• **Given problem**
Strip the pictures and reproduce the rest of the listing exactly.

• **Items**

————

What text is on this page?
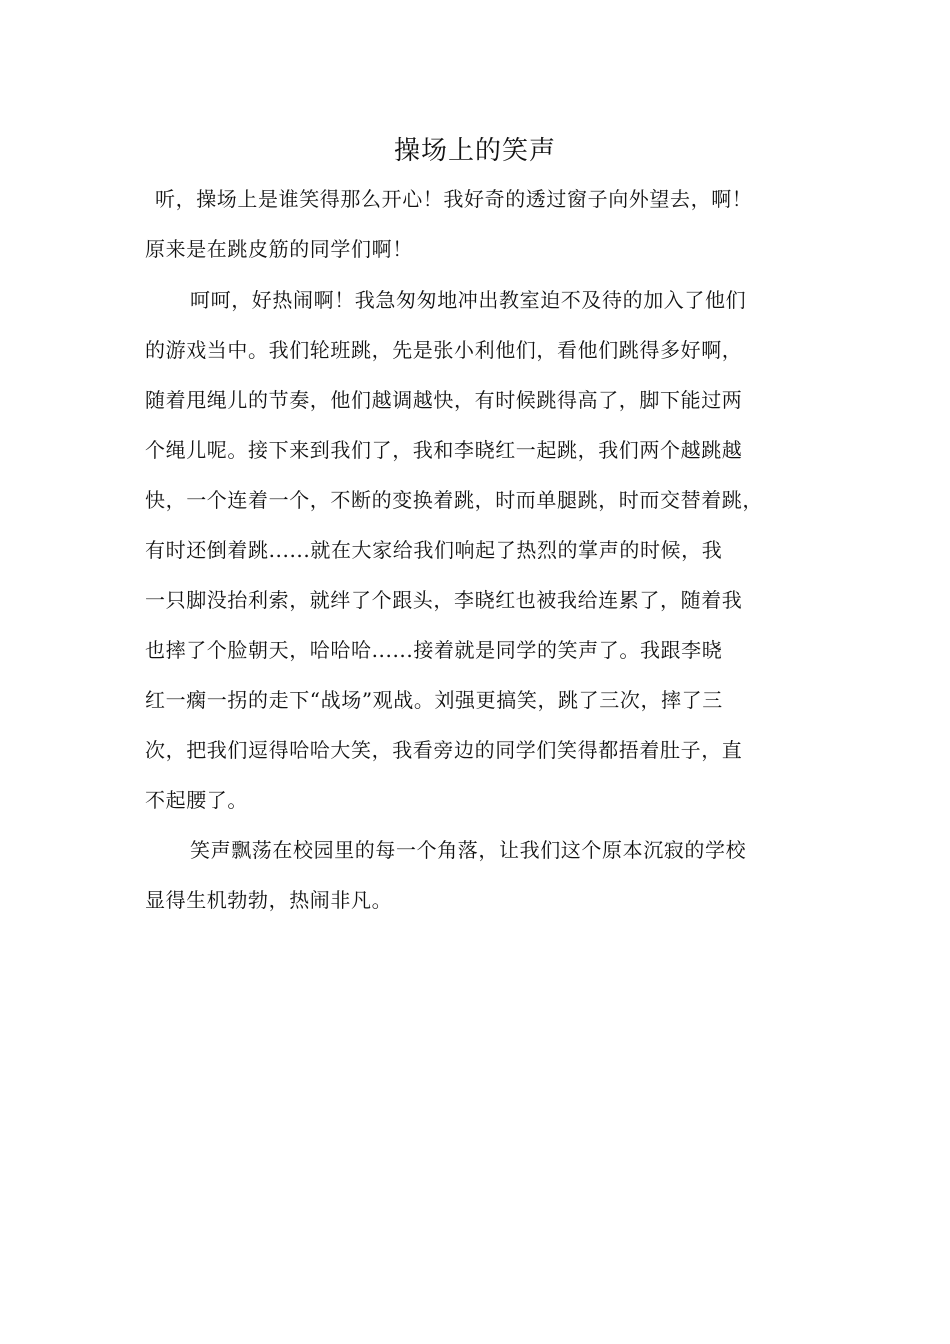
操场上的笑声
听，操场上是谁笑得那么开心！我好奇的透过窗子向外望去，啊！
原来是在跳皮筋的同学们啊！
呵呵，好热闹啊！我急匆匆地冲出教室迫不及待的加入了他们
的游戏当中。我们轮班跳，先是张小利他们，看他们跳得多好啊，
随着甩绳儿的节奏，他们越调越快，有时候跳得高了，脚下能过两
个绳儿呢。接下来到我们了，我和李晓红一起跳，我们两个越跳越
快，一个连着一个，不断的变换着跳，时而单腿跳，时而交替着跳，
有时还倒着跳......就在大家给我们响起了热烈的掌声的时候，我
一只脚没抬利索，就绊了个跟头，李晓红也被我给连累了，随着我
也摔了个脸朝天，哈哈哈......接着就是同学的笑声了。我跟李晓
红一瘸一拐的走下“战场”观战。刘强更搞笑，跳了三次，摔了三
次，把我们逗得哈哈大笑，我看旁边的同学们笑得都捂着肚子，直
不起腰了。
笑声飘荡在校园里的每一个角落，让我们这个原本沉寂的学校
显得生机勃勃，热闹非凡。
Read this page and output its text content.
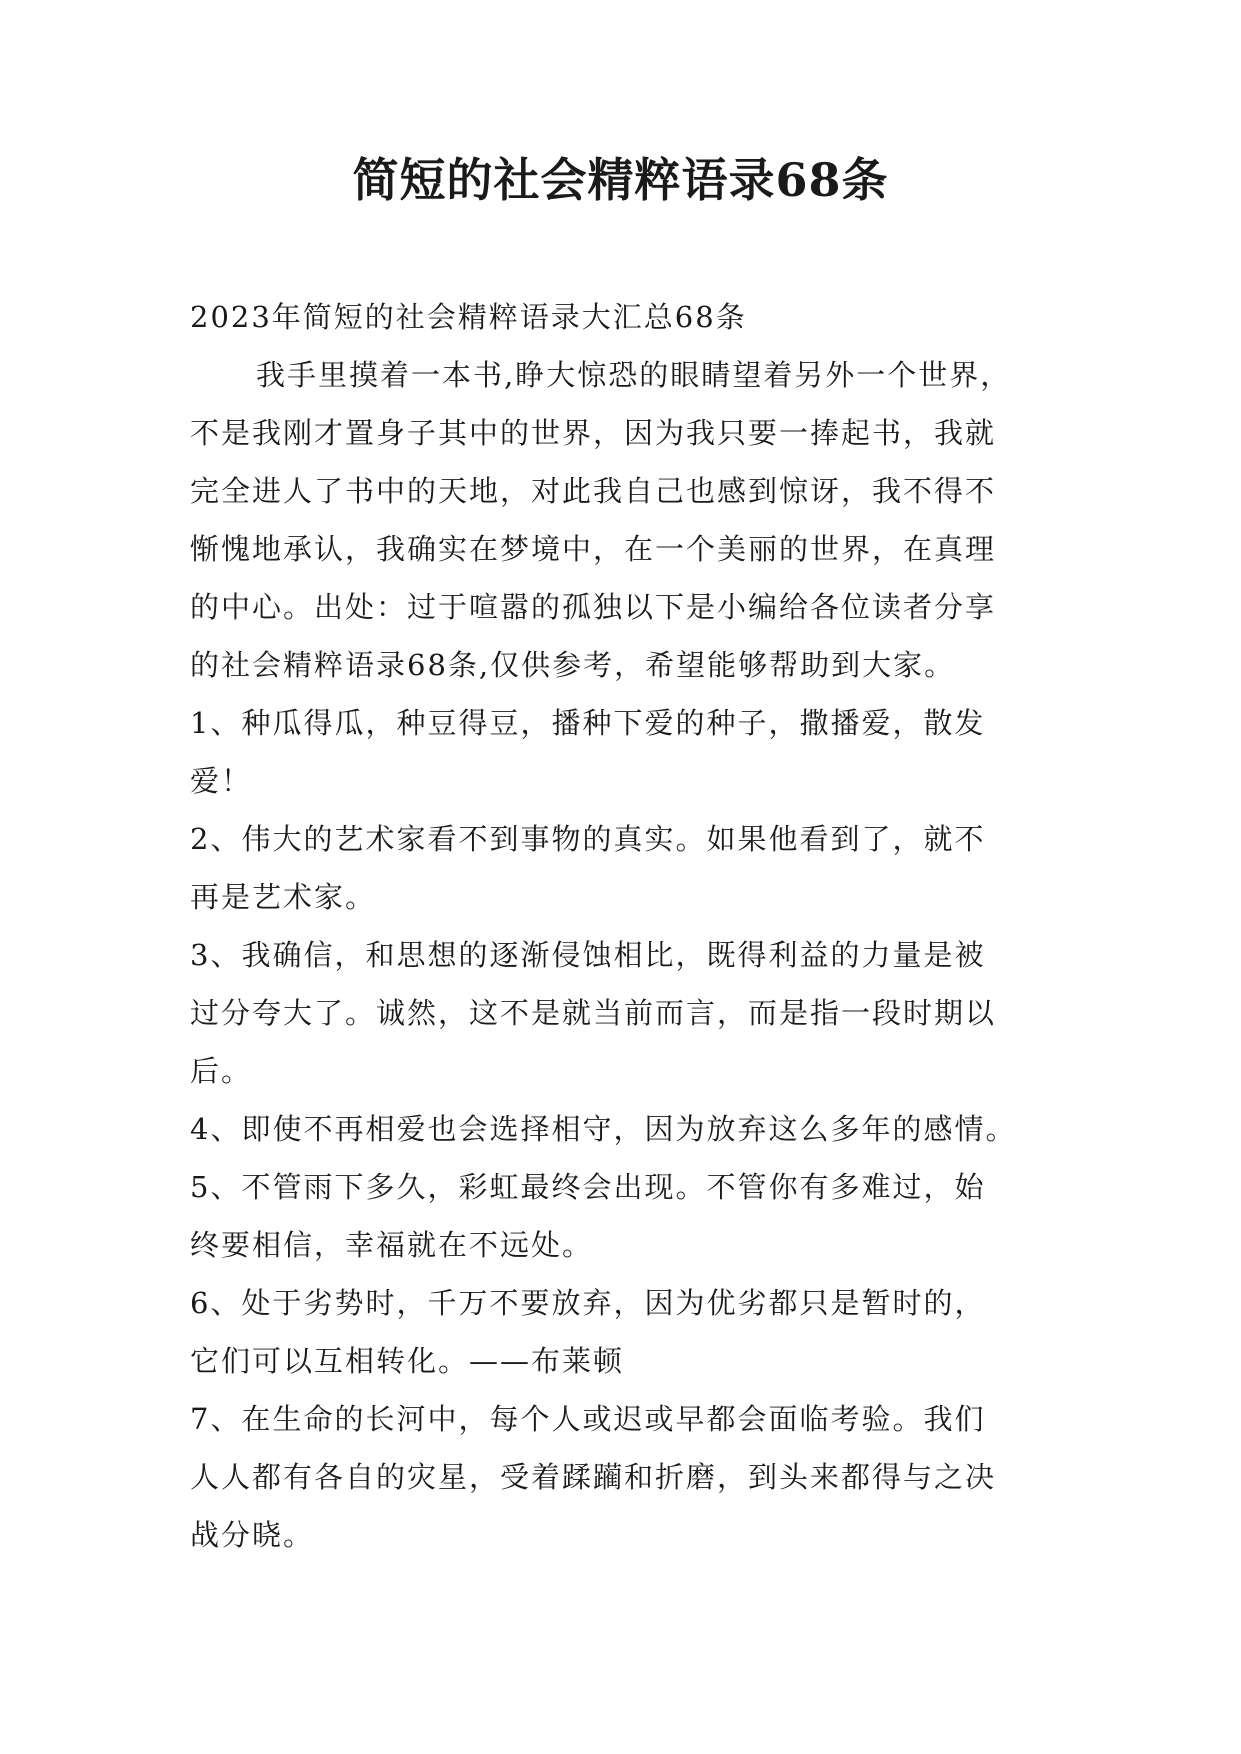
简短的社会精粹语录68条
2023年简短的社会精粹语录大汇总68条
我手里摸着一本书,睁大惊恐的眼睛望着另外一个世界，
不是我刚才置身子其中的世界，因为我只要一捧起书，我就
完全进人了书中的天地，对此我自己也感到惊讶，我不得不
惭愧地承认，我确实在梦境中，在一个美丽的世界，在真理
的中心。出处：过于喧嚣的孤独以下是小编给各位读者分享
的社会精粹语录68条,仅供参考，希望能够帮助到大家。
1、种瓜得瓜，种豆得豆，播种下爱的种子，撒播爱，散发
爱！
2、伟大的艺术家看不到事物的真实。如果他看到了，就不
再是艺术家。
3、我确信，和思想的逐渐侵蚀相比，既得利益的力量是被
过分夸大了。诚然，这不是就当前而言，而是指一段时期以
后。
4、即使不再相爱也会选择相守，因为放弃这么多年的感情。
5、不管雨下多久，彩虹最终会出现。不管你有多难过，始
终要相信，幸福就在不远处。
6、处于劣势时，千万不要放弃，因为优劣都只是暂时的，
它们可以互相转化。——布莱顿
7、在生命的长河中，每个人或迟或早都会面临考验。我们
人人都有各自的灾星，受着蹂躏和折磨，到头来都得与之决
战分晓。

————

• **Finished exercise**
What text is on this page?
操场上的笑声
听，操场上是谁笑得那么开心！我好奇的透过窗子向外望去，啊！
原来是在跳皮筋的同学们啊！
呵呵，好热闹啊！我急匆匆地冲出教室迫不及待的加入了他们
的游戏当中。我们轮班跳，先是张小利他们，看他们跳得多好啊，
随着甩绳儿的节奏，他们越调越快，有时候跳得高了，脚下能过两
个绳儿呢。接下来到我们了，我和李晓红一起跳，我们两个越跳越
快，一个连着一个，不断的变换着跳，时而单腿跳，时而交替着跳，
有时还倒着跳......就在大家给我们响起了热烈的掌声的时候，我
一只脚没抬利索，就绊了个跟头，李晓红也被我给连累了，随着我
也摔了个脸朝天，哈哈哈......接着就是同学的笑声了。我跟李晓
红一瘸一拐的走下“战场”观战。刘强更搞笑，跳了三次，摔了三
次，把我们逗得哈哈大笑，我看旁边的同学们笑得都捂着肚子，直
不起腰了。
笑声飘荡在校园里的每一个角落，让我们这个原本沉寂的学校
显得生机勃勃，热闹非凡。
Read this page and output its text content.
简短的社会精粹语录68条
2023年简短的社会精粹语录大汇总68条
我手里摸着一本书,睁大惊恐的眼睛望着另外一个世界，
不是我刚才置身子其中的世界，因为我只要一捧起书，我就
完全进人了书中的天地，对此我自己也感到惊讶，我不得不
惭愧地承认，我确实在梦境中，在一个美丽的世界，在真理
的中心。出处：过于喧嚣的孤独以下是小编给各位读者分享
的社会精粹语录68条,仅供参考，希望能够帮助到大家。
1、种瓜得瓜，种豆得豆，播种下爱的种子，撒播爱，散发
爱！
2、伟大的艺术家看不到事物的真实。如果他看到了，就不
再是艺术家。
3、我确信，和思想的逐渐侵蚀相比，既得利益的力量是被
过分夸大了。诚然，这不是就当前而言，而是指一段时期以
后。
4、即使不再相爱也会选择相守，因为放弃这么多年的感情。
5、不管雨下多久，彩虹最终会出现。不管你有多难过，始
终要相信，幸福就在不远处。
6、处于劣势时，千万不要放弃，因为优劣都只是暂时的，
它们可以互相转化。——布莱顿
7、在生命的长河中，每个人或迟或早都会面临考验。我们
人人都有各自的灾星，受着蹂躏和折磨，到头来都得与之决
战分晓。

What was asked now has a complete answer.